• **Passage provided**:
Framework – travel back in time
Why look at Framework?
When I owned my first PC, having to switch between different applications, all with different interface commands became frustrating. Framework solved that, by integrating multiple business applications into one package, with an early ‘windows’ frames look-and-feel and with a common interface and commands.
Remember that this was before Microsoft’s Windows operating system took hold. It was also before the Internet’s World Wide Web; before fibre or broadband connections; these were the days of MODEM dial-up subscription services.
This is a look back to that pioneering application and a guide to experiencing it today.
Framework was launched in 1984 and was the first integrated office suite to run on the PC 8086 architecture with the DOS operating system. To put this into perspective, the Microsoft Windows operating system only became prominent from version 3 which was released in 1990. This meant that the ‘windows’ used by Framework had to be written as part of the application – in it’s time a revolutionary thing for DOS users who were accustomed to the unfriendly cursor-blinking command prompt.

• **Dataset content**:
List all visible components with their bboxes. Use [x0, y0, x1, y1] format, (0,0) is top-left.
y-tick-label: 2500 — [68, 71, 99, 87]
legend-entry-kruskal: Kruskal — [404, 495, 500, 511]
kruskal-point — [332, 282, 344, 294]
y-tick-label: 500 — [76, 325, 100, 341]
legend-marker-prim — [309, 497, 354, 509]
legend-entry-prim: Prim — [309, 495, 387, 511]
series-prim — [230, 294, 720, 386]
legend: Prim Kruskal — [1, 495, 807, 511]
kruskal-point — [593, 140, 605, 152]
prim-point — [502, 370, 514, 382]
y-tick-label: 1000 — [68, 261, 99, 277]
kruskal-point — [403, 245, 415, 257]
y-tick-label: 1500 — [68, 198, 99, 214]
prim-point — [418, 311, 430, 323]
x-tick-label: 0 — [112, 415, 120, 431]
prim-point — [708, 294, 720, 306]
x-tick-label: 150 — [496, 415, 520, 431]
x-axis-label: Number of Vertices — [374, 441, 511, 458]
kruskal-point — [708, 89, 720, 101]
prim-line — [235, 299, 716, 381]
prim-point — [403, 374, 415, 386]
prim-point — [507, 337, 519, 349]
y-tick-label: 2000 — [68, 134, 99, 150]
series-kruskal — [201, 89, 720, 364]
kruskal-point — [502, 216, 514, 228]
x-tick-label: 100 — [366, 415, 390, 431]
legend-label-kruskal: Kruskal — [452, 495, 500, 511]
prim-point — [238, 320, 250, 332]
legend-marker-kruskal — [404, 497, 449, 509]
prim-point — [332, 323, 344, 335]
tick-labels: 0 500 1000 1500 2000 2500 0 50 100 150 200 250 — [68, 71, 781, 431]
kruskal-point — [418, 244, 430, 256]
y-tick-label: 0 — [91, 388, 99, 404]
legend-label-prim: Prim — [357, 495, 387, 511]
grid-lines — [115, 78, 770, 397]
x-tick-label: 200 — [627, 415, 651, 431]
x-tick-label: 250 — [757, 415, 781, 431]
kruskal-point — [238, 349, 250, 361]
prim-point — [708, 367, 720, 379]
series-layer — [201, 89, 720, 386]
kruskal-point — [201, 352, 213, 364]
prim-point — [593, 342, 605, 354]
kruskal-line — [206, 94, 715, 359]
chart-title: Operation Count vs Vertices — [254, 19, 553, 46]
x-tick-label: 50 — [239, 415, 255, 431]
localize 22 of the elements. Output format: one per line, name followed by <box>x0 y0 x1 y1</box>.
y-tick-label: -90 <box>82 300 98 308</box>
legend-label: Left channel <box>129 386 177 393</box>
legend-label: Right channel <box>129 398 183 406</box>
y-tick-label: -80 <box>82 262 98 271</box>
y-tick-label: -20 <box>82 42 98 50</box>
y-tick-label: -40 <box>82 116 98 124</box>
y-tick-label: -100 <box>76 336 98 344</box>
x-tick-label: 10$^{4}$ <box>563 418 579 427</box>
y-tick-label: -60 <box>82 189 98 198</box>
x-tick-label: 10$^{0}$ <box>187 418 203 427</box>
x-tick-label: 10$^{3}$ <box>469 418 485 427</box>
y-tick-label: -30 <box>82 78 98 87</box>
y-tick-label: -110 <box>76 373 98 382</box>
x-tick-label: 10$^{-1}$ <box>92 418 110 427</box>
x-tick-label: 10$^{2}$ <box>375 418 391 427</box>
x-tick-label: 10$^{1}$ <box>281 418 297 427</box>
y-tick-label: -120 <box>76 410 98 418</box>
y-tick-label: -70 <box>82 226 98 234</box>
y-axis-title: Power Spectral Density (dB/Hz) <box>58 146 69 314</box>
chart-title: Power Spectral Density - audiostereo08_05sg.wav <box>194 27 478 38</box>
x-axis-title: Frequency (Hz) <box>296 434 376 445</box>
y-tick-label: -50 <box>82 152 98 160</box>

• **Brief 1**: Write out the article on Framework from "Framework was launched" up to and including "cursor-blinking command prompt.".
• **Brief 2**: According to the article on Framework, in what year was Framework launched?
• **Brief 3**: Continue the article on Framework, starting after its final sentence.
The records have no connection to the article on Framework.

• **Answer area 1**:
Framework was launched in 1984 and was the first integrated office suite to run on the PC 8086 architecture with the DOS operating system. To put this into perspective, the Microsoft Windows operating system only became prominent from version 3 which was released in 1990. This meant that the ‘windows’ used by Framework had to be written as part of the application – in it’s time a revolutionary thing for DOS users who were accustomed to the unfriendly cursor-blinking command prompt.

• **Answer area 2**: 1984

• **Answer area 3**:
Framework was the first all-in-one package to run on any PC platform. It was preceded by a few months by its close rival Lotus Symphony, however Framework was created as a single windowing workspace representing a desktop that could manage and outline ‘Frames’ sharing a common underlying format, rather than ‘plug-in’ modules with a similar look.
The Frame types included containers which could be filled with other frames such as word processor, flat-database, spreadsheet and graphic frames. In addition, there was e-mail and communications functionality, including connecting to CompuServe. Remember this was before the Internet’s World Wide Web, so each online service (such as CompuServe) had it’s own dial-up telephone number that your MODEM could call. Framework allowed you to configure your MODEM settings, with a default of 1200 bits per second!
Later versions of Framework included a frame type that could hold compiled executable code and one that could be handled by separate applications running on the host operating system. Framework had a built-in interpreter, the FRED (Frame Editor) computer language, which was based on Lisp.
Framework could be considered a predecessor to the present GUI window metaphor as well as integrated interpreters. Framework’s spreadsheet program was superior in its day, offering a true 3D capability.
A quick Framework history
Robert Carr and Marty Mazner founded the Forefront Corporation to develop Framework in 1983. In July 1983, they approached Ashton-Tate to provide the capital and to later market the product.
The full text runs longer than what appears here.